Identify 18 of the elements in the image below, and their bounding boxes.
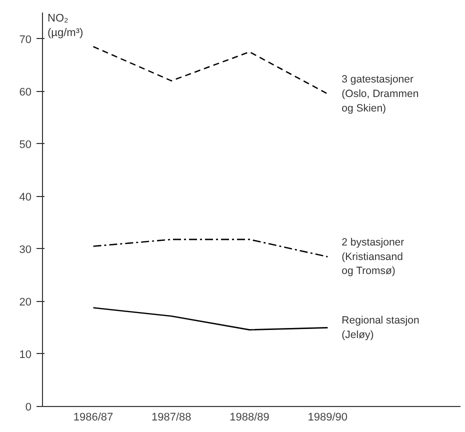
y-tick-label: 70 [19,34,32,46]
series-label: 2 bystasjoner (Kristiansand og Tromsø) [342,236,405,278]
x-tick-label: 1988/89 [230,412,270,424]
line-series [92,46,328,95]
y-tick-label: 20 [19,296,32,308]
y-tick-label: 40 [19,191,32,204]
y-tick-label: 30 [19,244,32,256]
series-label: 3 gatestasjoner (Oslo, Drammen og Skien) [342,74,419,114]
series-label: Regional stasjon (Jeløy) [342,314,420,341]
x-tick-label: 1989/90 [308,412,348,424]
x-tick-label: 1986/87 [73,412,114,424]
y-tick-label: 10 [19,348,32,361]
x-tick-label: 1987/88 [152,412,192,424]
y-axis-title: NO₂ (µg/m³) [48,12,84,39]
y-tick-label: 50 [19,138,32,151]
line-series [92,307,328,330]
y-tick-label: 0 [25,402,32,414]
y-tick-label: 60 [19,86,32,98]
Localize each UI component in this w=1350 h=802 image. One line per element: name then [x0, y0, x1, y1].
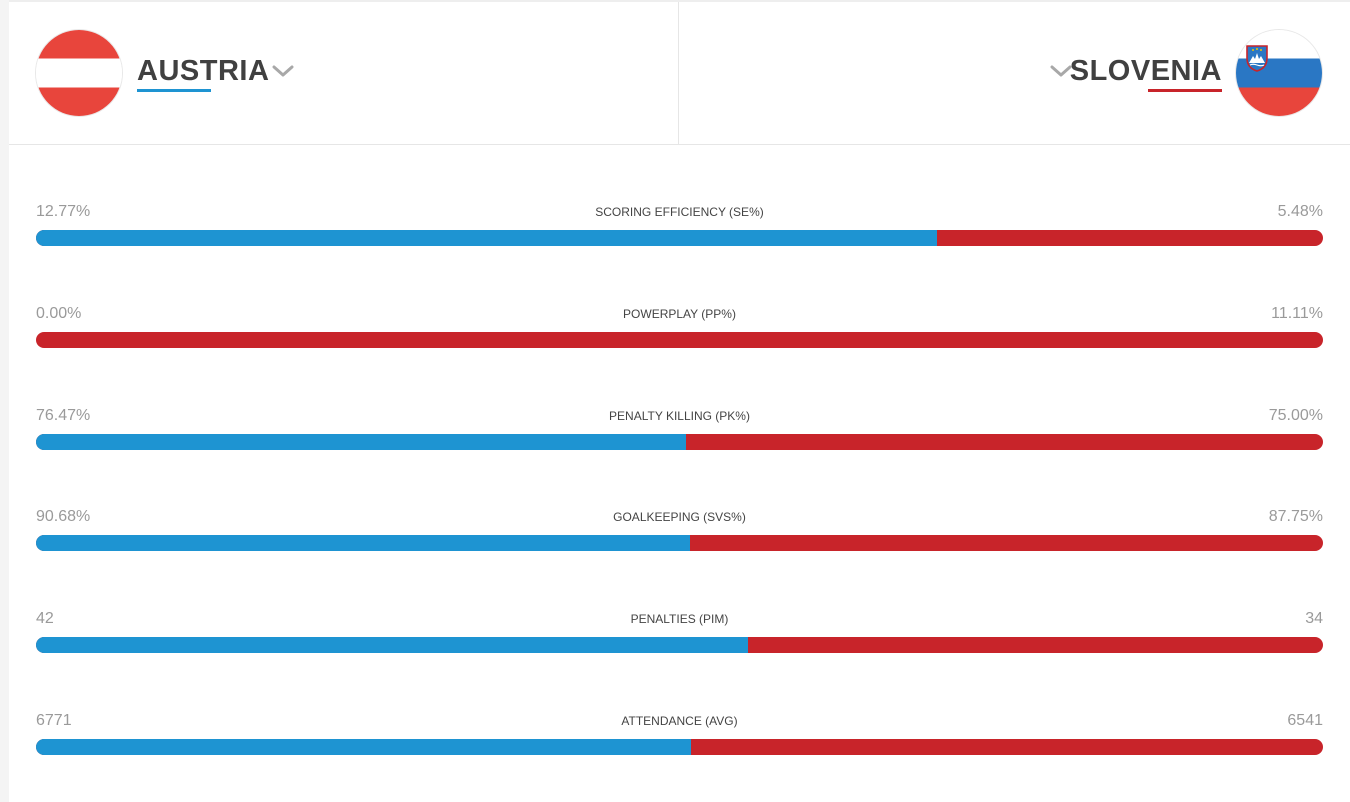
- stat-label: PENALTY KILLING (PK%): [609, 409, 750, 423]
- home-share-bar: [36, 535, 690, 551]
- home-stat-value: 0.00%: [36, 305, 82, 322]
- away-stat-value: 11.11%: [1271, 305, 1323, 322]
- away-stat-value: 75.00%: [1268, 407, 1323, 424]
- chevron-down-icon[interactable]: [272, 64, 294, 78]
- comparison-bar: [36, 230, 1323, 246]
- home-stat-value: 12.77%: [36, 203, 91, 220]
- left-gutter: [0, 0, 9, 802]
- away-team-panel: SLOVENIA: [680, 2, 1350, 144]
- stat-row-penalty-killing: 76.47% PENALTY KILLING (PK%) 75.00%: [36, 406, 1323, 456]
- teams-header: AUSTRIA SLOVENIA: [9, 2, 1350, 145]
- home-share-bar: [36, 230, 937, 246]
- away-team-name[interactable]: SLOVENIA: [1069, 55, 1222, 87]
- chevron-down-icon[interactable]: [1050, 64, 1072, 78]
- stat-label: GOALKEEPING (SVS%): [613, 510, 746, 524]
- stat-label: ATTENDANCE (AVG): [621, 714, 738, 728]
- slovenia-coat-of-arms-icon: [1246, 45, 1268, 72]
- away-stat-value: 34: [1305, 610, 1323, 627]
- comparison-bar: [36, 637, 1323, 653]
- comparison-bar: [36, 434, 1323, 450]
- comparison-bar: [36, 535, 1323, 551]
- away-stat-value: 87.75%: [1268, 508, 1323, 525]
- away-stat-value: 5.48%: [1277, 203, 1323, 220]
- home-team-name[interactable]: AUSTRIA: [137, 55, 270, 87]
- home-share-bar: [36, 637, 748, 653]
- home-team-panel: AUSTRIA: [9, 2, 679, 144]
- stat-row-goalkeeping: 90.68% GOALKEEPING (SVS%) 87.75%: [36, 507, 1323, 557]
- home-stat-value: 90.68%: [36, 508, 91, 525]
- comparison-bar: [36, 332, 1323, 348]
- austria-flag-icon: [36, 30, 122, 116]
- home-stat-value: 42: [36, 610, 54, 627]
- away-team-underline: [1148, 89, 1222, 92]
- stat-row-scoring-efficiency: 12.77% SCORING EFFICIENCY (SE%) 5.48%: [36, 202, 1323, 252]
- home-stat-value: 6771: [36, 712, 72, 729]
- home-team-underline: [137, 89, 211, 92]
- away-stat-value: 6541: [1287, 712, 1323, 729]
- comparison-bar: [36, 739, 1323, 755]
- stat-row-attendance: 6771 ATTENDANCE (AVG) 6541: [36, 711, 1323, 761]
- stat-label: SCORING EFFICIENCY (SE%): [595, 205, 764, 219]
- stat-label: POWERPLAY (PP%): [623, 307, 736, 321]
- top-divider: [0, 0, 1350, 2]
- stat-row-powerplay: 0.00% POWERPLAY (PP%) 11.11%: [36, 304, 1323, 354]
- home-share-bar: [36, 739, 692, 755]
- stat-label: PENALTIES (PIM): [630, 612, 729, 626]
- home-share-bar: [36, 434, 686, 450]
- home-stat-value: 76.47%: [36, 407, 91, 424]
- stat-row-penalties: 42 PENALTIES (PIM) 34: [36, 609, 1323, 659]
- slovenia-flag-icon: [1236, 30, 1322, 116]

#### WORK TO COMPLETE:
Write out, word for word, the part of the records that opens at their first line and closes with the line containing "Localize each UI", including both of those lines. Leave the pictures out of your answer.

#### EXPECTED ANSWER:
Identify 18 of the elements in the image below, and their bounding boxes.
y-tick-label: 70 [19,34,32,46]
series-label: 2 bystasjoner (Kristiansand og Tromsø) [342,236,405,278]
x-tick-label: 1988/89 [230,412,270,424]
line-series [92,46,328,95]
y-tick-label: 20 [19,296,32,308]
y-tick-label: 40 [19,191,32,204]
y-tick-label: 30 [19,244,32,256]
series-label: 3 gatestasjoner (Oslo, Drammen og Skien) [342,74,419,114]
series-label: Regional stasjon (Jeløy) [342,314,420,341]
x-tick-label: 1989/90 [308,412,348,424]
x-tick-label: 1986/87 [73,412,114,424]
y-tick-label: 10 [19,348,32,361]
x-tick-label: 1987/88 [152,412,192,424]
y-axis-title: NO₂ (µg/m³) [48,12,84,39]
y-tick-label: 50 [19,138,32,151]
line-series [92,307,328,330]
y-tick-label: 0 [25,402,32,414]
y-tick-label: 60 [19,86,32,98]
Localize each UI component in this w=1350 h=802 image. One line per element: name then [x0, y0, x1, y1].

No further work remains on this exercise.